--- START INFORMATION PROVIDED ---
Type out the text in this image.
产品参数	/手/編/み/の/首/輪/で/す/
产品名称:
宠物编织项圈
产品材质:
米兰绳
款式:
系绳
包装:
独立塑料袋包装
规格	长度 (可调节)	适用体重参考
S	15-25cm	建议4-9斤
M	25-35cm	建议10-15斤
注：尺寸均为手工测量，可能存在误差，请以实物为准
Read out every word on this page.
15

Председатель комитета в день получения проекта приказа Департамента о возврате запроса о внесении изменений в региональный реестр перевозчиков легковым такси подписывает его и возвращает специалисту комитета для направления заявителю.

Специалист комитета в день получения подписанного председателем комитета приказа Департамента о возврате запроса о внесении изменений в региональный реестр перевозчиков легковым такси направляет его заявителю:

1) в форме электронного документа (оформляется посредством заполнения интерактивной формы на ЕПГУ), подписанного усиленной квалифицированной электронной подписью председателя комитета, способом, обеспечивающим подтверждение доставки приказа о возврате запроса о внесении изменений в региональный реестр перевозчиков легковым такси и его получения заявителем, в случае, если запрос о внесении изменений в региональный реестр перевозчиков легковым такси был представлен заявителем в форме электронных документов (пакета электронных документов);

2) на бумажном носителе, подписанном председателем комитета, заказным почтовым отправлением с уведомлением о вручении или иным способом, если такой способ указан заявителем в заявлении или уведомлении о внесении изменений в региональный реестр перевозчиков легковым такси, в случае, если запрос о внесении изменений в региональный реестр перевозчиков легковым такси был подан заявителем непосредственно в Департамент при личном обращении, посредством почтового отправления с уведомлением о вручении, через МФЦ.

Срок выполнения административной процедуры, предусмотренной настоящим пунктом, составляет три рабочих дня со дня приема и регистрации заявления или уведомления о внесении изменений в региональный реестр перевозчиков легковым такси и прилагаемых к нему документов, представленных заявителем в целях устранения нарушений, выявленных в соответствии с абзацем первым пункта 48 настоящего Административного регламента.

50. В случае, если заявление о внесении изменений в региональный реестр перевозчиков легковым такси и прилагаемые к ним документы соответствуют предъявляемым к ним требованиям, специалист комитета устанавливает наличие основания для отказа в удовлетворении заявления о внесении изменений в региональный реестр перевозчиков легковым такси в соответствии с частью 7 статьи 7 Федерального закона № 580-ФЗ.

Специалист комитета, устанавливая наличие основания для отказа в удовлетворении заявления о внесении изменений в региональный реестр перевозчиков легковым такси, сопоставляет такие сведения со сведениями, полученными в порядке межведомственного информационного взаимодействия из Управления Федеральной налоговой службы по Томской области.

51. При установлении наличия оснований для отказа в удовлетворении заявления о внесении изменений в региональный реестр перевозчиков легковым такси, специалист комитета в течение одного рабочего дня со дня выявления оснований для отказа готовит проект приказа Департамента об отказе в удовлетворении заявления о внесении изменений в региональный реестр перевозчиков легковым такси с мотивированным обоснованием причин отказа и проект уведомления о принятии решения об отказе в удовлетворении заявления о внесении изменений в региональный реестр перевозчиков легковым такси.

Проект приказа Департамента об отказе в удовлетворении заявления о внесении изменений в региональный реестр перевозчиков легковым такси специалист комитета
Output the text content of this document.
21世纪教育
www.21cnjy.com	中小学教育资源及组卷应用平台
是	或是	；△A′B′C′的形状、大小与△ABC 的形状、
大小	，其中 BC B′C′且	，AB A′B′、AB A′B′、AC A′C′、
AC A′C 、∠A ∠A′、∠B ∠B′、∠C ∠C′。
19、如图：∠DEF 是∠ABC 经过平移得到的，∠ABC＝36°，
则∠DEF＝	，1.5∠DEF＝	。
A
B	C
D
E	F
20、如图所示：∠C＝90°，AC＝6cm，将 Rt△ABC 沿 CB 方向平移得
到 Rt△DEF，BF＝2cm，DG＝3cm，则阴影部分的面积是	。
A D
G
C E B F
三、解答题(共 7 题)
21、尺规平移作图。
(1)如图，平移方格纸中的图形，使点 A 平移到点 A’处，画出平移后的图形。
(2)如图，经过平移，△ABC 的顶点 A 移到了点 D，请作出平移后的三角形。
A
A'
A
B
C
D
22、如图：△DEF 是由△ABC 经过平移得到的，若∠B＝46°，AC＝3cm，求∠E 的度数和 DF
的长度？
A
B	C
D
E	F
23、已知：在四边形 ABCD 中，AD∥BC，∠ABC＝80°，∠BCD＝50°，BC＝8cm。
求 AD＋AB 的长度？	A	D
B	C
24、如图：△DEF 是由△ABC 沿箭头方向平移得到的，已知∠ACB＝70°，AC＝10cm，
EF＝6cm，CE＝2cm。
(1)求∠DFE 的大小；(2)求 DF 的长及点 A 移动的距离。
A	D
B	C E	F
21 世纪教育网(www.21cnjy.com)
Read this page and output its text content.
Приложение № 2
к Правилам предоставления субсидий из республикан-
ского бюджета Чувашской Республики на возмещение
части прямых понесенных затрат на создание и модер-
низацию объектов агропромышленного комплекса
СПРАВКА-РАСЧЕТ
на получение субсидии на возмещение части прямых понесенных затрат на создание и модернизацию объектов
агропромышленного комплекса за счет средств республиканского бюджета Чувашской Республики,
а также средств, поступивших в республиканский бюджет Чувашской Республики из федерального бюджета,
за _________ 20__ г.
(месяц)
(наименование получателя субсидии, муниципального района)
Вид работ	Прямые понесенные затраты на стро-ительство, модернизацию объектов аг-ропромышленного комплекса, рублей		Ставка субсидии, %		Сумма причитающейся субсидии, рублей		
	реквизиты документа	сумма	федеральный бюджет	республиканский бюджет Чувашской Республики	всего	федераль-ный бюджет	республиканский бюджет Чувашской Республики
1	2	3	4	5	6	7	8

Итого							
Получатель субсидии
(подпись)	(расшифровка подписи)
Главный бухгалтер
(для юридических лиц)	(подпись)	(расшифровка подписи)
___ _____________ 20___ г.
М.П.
--- END INFORMATION PROVIDED ---
→ REQUIRED TASK: Quote the whole listing above, leaving nothing out.

→ WRITTEN ANSWER:
Type out the text in this image.
产品参数	/手/編/み/の/首/輪/で/す/
产品名称:
宠物编织项圈
产品材质:
米兰绳
款式:
系绳
包装:
独立塑料袋包装
规格	长度 (可调节)	适用体重参考
S	15-25cm	建议4-9斤
M	25-35cm	建议10-15斤
注：尺寸均为手工测量，可能存在误差，请以实物为准
Read out every word on this page.
15

Председатель комитета в день получения проекта приказа Департамента о возврате запроса о внесении изменений в региональный реестр перевозчиков легковым такси подписывает его и возвращает специалисту комитета для направления заявителю.

Специалист комитета в день получения подписанного председателем комитета приказа Департамента о возврате запроса о внесении изменений в региональный реестр перевозчиков легковым такси направляет его заявителю:

1) в форме электронного документа (оформляется посредством заполнения интерактивной формы на ЕПГУ), подписанного усиленной квалифицированной электронной подписью председателя комитета, способом, обеспечивающим подтверждение доставки приказа о возврате запроса о внесении изменений в региональный реестр перевозчиков легковым такси и его получения заявителем, в случае, если запрос о внесении изменений в региональный реестр перевозчиков легковым такси был представлен заявителем в форме электронных документов (пакета электронных документов);

2) на бумажном носителе, подписанном председателем комитета, заказным почтовым отправлением с уведомлением о вручении или иным способом, если такой способ указан заявителем в заявлении или уведомлении о внесении изменений в региональный реестр перевозчиков легковым такси, в случае, если запрос о внесении изменений в региональный реестр перевозчиков легковым такси был подан заявителем непосредственно в Департамент при личном обращении, посредством почтового отправления с уведомлением о вручении, через МФЦ.

Срок выполнения административной процедуры, предусмотренной настоящим пунктом, составляет три рабочих дня со дня приема и регистрации заявления или уведомления о внесении изменений в региональный реестр перевозчиков легковым такси и прилагаемых к нему документов, представленных заявителем в целях устранения нарушений, выявленных в соответствии с абзацем первым пункта 48 настоящего Административного регламента.

50. В случае, если заявление о внесении изменений в региональный реестр перевозчиков легковым такси и прилагаемые к ним документы соответствуют предъявляемым к ним требованиям, специалист комитета устанавливает наличие основания для отказа в удовлетворении заявления о внесении изменений в региональный реестр перевозчиков легковым такси в соответствии с частью 7 статьи 7 Федерального закона № 580-ФЗ.

Специалист комитета, устанавливая наличие основания для отказа в удовлетворении заявления о внесении изменений в региональный реестр перевозчиков легковым такси, сопоставляет такие сведения со сведениями, полученными в порядке межведомственного информационного взаимодействия из Управления Федеральной налоговой службы по Томской области.

51. При установлении наличия оснований для отказа в удовлетворении заявления о внесении изменений в региональный реестр перевозчиков легковым такси, специалист комитета в течение одного рабочего дня со дня выявления оснований для отказа готовит проект приказа Департамента об отказе в удовлетворении заявления о внесении изменений в региональный реестр перевозчиков легковым такси с мотивированным обоснованием причин отказа и проект уведомления о принятии решения об отказе в удовлетворении заявления о внесении изменений в региональный реестр перевозчиков легковым такси.

Проект приказа Департамента об отказе в удовлетворении заявления о внесении изменений в региональный реестр перевозчиков легковым такси специалист комитета
Output the text content of this document.
21世纪教育
www.21cnjy.com	中小学教育资源及组卷应用平台
是	或是	；△A′B′C′的形状、大小与△ABC 的形状、
大小	，其中 BC B′C′且	，AB A′B′、AB A′B′、AC A′C′、
AC A′C 、∠A ∠A′、∠B ∠B′、∠C ∠C′。
19、如图：∠DEF 是∠ABC 经过平移得到的，∠ABC＝36°，
则∠DEF＝	，1.5∠DEF＝	。
A
B	C
D
E	F
20、如图所示：∠C＝90°，AC＝6cm，将 Rt△ABC 沿 CB 方向平移得
到 Rt△DEF，BF＝2cm，DG＝3cm，则阴影部分的面积是	。
A D
G
C E B F
三、解答题(共 7 题)
21、尺规平移作图。
(1)如图，平移方格纸中的图形，使点 A 平移到点 A’处，画出平移后的图形。
(2)如图，经过平移，△ABC 的顶点 A 移到了点 D，请作出平移后的三角形。
A
A'
A
B
C
D
22、如图：△DEF 是由△ABC 经过平移得到的，若∠B＝46°，AC＝3cm，求∠E 的度数和 DF
的长度？
A
B	C
D
E	F
23、已知：在四边形 ABCD 中，AD∥BC，∠ABC＝80°，∠BCD＝50°，BC＝8cm。
求 AD＋AB 的长度？	A	D
B	C
24、如图：△DEF 是由△ABC 沿箭头方向平移得到的，已知∠ACB＝70°，AC＝10cm，
EF＝6cm，CE＝2cm。
(1)求∠DFE 的大小；(2)求 DF 的长及点 A 移动的距离。
A	D
B	C E	F
21 世纪教育网(www.21cnjy.com)
Read this page and output its text content.
Приложение № 2
к Правилам предоставления субсидий из республикан-
ского бюджета Чувашской Республики на возмещение
части прямых понесенных затрат на создание и модер-
низацию объектов агропромышленного комплекса
СПРАВКА-РАСЧЕТ
на получение субсидии на возмещение части прямых понесенных затрат на создание и модернизацию объектов
агропромышленного комплекса за счет средств республиканского бюджета Чувашской Республики,
а также средств, поступивших в республиканский бюджет Чувашской Республики из федерального бюджета,
за _________ 20__ г.
(месяц)
(наименование получателя субсидии, муниципального района)
Вид работ	Прямые понесенные затраты на стро-ительство, модернизацию объектов аг-ропромышленного комплекса, рублей		Ставка субсидии, %		Сумма причитающейся субсидии, рублей		
	реквизиты документа	сумма	федеральный бюджет	республиканский бюджет Чувашской Республики	всего	федераль-ный бюджет	республиканский бюджет Чувашской Республики
1	2	3	4	5	6	7	8

Итого							
Получатель субсидии
(подпись)	(расшифровка подписи)
Главный бухгалтер
(для юридических лиц)	(подпись)	(расшифровка подписи)
___ _____________ 20___ г.
М.П.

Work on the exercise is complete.